━━━━━ Supplied data ━━━━━

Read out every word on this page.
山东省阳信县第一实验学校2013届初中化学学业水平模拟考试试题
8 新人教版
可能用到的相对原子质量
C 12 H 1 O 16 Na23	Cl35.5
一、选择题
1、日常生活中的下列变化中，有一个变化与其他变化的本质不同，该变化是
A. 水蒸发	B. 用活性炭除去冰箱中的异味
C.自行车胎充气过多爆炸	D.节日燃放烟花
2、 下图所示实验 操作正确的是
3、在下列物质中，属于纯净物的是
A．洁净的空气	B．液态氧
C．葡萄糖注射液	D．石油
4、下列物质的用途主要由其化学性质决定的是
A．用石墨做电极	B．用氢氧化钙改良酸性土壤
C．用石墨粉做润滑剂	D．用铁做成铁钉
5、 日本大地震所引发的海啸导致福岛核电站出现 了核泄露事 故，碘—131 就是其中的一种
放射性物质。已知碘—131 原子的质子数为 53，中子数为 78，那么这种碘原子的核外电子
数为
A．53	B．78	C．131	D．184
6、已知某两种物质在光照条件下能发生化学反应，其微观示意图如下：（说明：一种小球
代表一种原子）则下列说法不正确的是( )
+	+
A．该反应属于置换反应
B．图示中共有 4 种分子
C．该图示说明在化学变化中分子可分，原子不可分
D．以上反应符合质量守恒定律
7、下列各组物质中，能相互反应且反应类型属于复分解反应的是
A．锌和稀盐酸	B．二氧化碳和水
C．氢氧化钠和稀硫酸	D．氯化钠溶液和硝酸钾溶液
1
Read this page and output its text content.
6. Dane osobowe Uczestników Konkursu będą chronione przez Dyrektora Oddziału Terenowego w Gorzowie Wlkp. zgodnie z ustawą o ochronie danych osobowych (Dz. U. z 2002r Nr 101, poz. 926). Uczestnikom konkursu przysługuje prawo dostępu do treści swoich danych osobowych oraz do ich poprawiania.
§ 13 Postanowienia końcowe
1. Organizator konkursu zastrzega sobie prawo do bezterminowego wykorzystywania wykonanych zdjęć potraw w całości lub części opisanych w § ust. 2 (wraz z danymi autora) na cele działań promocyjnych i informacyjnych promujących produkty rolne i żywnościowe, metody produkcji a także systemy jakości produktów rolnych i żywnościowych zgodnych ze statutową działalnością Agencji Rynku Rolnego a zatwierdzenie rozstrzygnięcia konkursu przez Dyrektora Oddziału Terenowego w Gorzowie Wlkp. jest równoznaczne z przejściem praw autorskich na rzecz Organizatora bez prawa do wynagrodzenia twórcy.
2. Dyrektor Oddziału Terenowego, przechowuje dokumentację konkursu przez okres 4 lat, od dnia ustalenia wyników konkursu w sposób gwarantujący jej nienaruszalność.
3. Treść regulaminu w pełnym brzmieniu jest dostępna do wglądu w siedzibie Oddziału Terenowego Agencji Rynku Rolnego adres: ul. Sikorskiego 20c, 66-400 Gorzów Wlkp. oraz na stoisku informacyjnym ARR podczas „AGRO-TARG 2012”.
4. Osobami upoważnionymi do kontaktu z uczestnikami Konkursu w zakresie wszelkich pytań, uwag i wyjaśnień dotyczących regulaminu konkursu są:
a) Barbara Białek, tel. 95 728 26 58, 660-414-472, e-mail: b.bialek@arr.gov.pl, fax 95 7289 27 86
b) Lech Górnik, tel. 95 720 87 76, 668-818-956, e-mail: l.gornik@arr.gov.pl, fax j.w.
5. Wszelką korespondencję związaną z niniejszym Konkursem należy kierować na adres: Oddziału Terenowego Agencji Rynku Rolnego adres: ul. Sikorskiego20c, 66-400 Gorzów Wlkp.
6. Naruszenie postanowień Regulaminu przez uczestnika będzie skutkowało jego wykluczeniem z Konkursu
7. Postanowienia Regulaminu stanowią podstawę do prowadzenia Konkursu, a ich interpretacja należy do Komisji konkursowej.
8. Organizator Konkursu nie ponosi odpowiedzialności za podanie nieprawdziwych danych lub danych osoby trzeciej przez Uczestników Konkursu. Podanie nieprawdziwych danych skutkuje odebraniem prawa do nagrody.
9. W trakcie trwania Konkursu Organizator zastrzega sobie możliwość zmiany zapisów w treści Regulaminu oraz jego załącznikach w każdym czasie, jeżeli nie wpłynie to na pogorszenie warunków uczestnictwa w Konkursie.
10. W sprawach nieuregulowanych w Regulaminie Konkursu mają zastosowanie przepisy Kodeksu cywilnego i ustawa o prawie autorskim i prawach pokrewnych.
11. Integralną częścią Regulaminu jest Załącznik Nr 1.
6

━━━━━

Goal.
Copy every record exactly as presented.

Exercise result.
Read out every word on this page.
山东省阳信县第一实验学校2013届初中化学学业水平模拟考试试题
8 新人教版
可能用到的相对原子质量
C 12 H 1 O 16 Na23	Cl35.5
一、选择题
1、日常生活中的下列变化中，有一个变化与其他变化的本质不同，该变化是
A. 水蒸发	B. 用活性炭除去冰箱中的异味
C.自行车胎充气过多爆炸	D.节日燃放烟花
2、 下图所示实验 操作正确的是
3、在下列物质中，属于纯净物的是
A．洁净的空气	B．液态氧
C．葡萄糖注射液	D．石油
4、下列物质的用途主要由其化学性质决定的是
A．用石墨做电极	B．用氢氧化钙改良酸性土壤
C．用石墨粉做润滑剂	D．用铁做成铁钉
5、 日本大地震所引发的海啸导致福岛核电站出现 了核泄露事 故，碘—131 就是其中的一种
放射性物质。已知碘—131 原子的质子数为 53，中子数为 78，那么这种碘原子的核外电子
数为
A．53	B．78	C．131	D．184
6、已知某两种物质在光照条件下能发生化学反应，其微观示意图如下：（说明：一种小球
代表一种原子）则下列说法不正确的是( )
+	+
A．该反应属于置换反应
B．图示中共有 4 种分子
C．该图示说明在化学变化中分子可分，原子不可分
D．以上反应符合质量守恒定律
7、下列各组物质中，能相互反应且反应类型属于复分解反应的是
A．锌和稀盐酸	B．二氧化碳和水
C．氢氧化钠和稀硫酸	D．氯化钠溶液和硝酸钾溶液
1
Read this page and output its text content.
6. Dane osobowe Uczestników Konkursu będą chronione przez Dyrektora Oddziału Terenowego w Gorzowie Wlkp. zgodnie z ustawą o ochronie danych osobowych (Dz. U. z 2002r Nr 101, poz. 926). Uczestnikom konkursu przysługuje prawo dostępu do treści swoich danych osobowych oraz do ich poprawiania.
§ 13 Postanowienia końcowe
1. Organizator konkursu zastrzega sobie prawo do bezterminowego wykorzystywania wykonanych zdjęć potraw w całości lub części opisanych w § ust. 2 (wraz z danymi autora) na cele działań promocyjnych i informacyjnych promujących produkty rolne i żywnościowe, metody produkcji a także systemy jakości produktów rolnych i żywnościowych zgodnych ze statutową działalnością Agencji Rynku Rolnego a zatwierdzenie rozstrzygnięcia konkursu przez Dyrektora Oddziału Terenowego w Gorzowie Wlkp. jest równoznaczne z przejściem praw autorskich na rzecz Organizatora bez prawa do wynagrodzenia twórcy.
2. Dyrektor Oddziału Terenowego, przechowuje dokumentację konkursu przez okres 4 lat, od dnia ustalenia wyników konkursu w sposób gwarantujący jej nienaruszalność.
3. Treść regulaminu w pełnym brzmieniu jest dostępna do wglądu w siedzibie Oddziału Terenowego Agencji Rynku Rolnego adres: ul. Sikorskiego 20c, 66-400 Gorzów Wlkp. oraz na stoisku informacyjnym ARR podczas „AGRO-TARG 2012”.
4. Osobami upoważnionymi do kontaktu z uczestnikami Konkursu w zakresie wszelkich pytań, uwag i wyjaśnień dotyczących regulaminu konkursu są:
a) Barbara Białek, tel. 95 728 26 58, 660-414-472, e-mail: b.bialek@arr.gov.pl, fax 95 7289 27 86
b) Lech Górnik, tel. 95 720 87 76, 668-818-956, e-mail: l.gornik@arr.gov.pl, fax j.w.
5. Wszelką korespondencję związaną z niniejszym Konkursem należy kierować na adres: Oddziału Terenowego Agencji Rynku Rolnego adres: ul. Sikorskiego20c, 66-400 Gorzów Wlkp.
6. Naruszenie postanowień Regulaminu przez uczestnika będzie skutkowało jego wykluczeniem z Konkursu
7. Postanowienia Regulaminu stanowią podstawę do prowadzenia Konkursu, a ich interpretacja należy do Komisji konkursowej.
8. Organizator Konkursu nie ponosi odpowiedzialności za podanie nieprawdziwych danych lub danych osoby trzeciej przez Uczestników Konkursu. Podanie nieprawdziwych danych skutkuje odebraniem prawa do nagrody.
9. W trakcie trwania Konkursu Organizator zastrzega sobie możliwość zmiany zapisów w treści Regulaminu oraz jego załącznikach w każdym czasie, jeżeli nie wpłynie to na pogorszenie warunków uczestnictwa w Konkursie.
10. W sprawach nieuregulowanych w Regulaminie Konkursu mają zastosowanie przepisy Kodeksu cywilnego i ustawa o prawie autorskim i prawach pokrewnych.
11. Integralną częścią Regulaminu jest Załącznik Nr 1.
6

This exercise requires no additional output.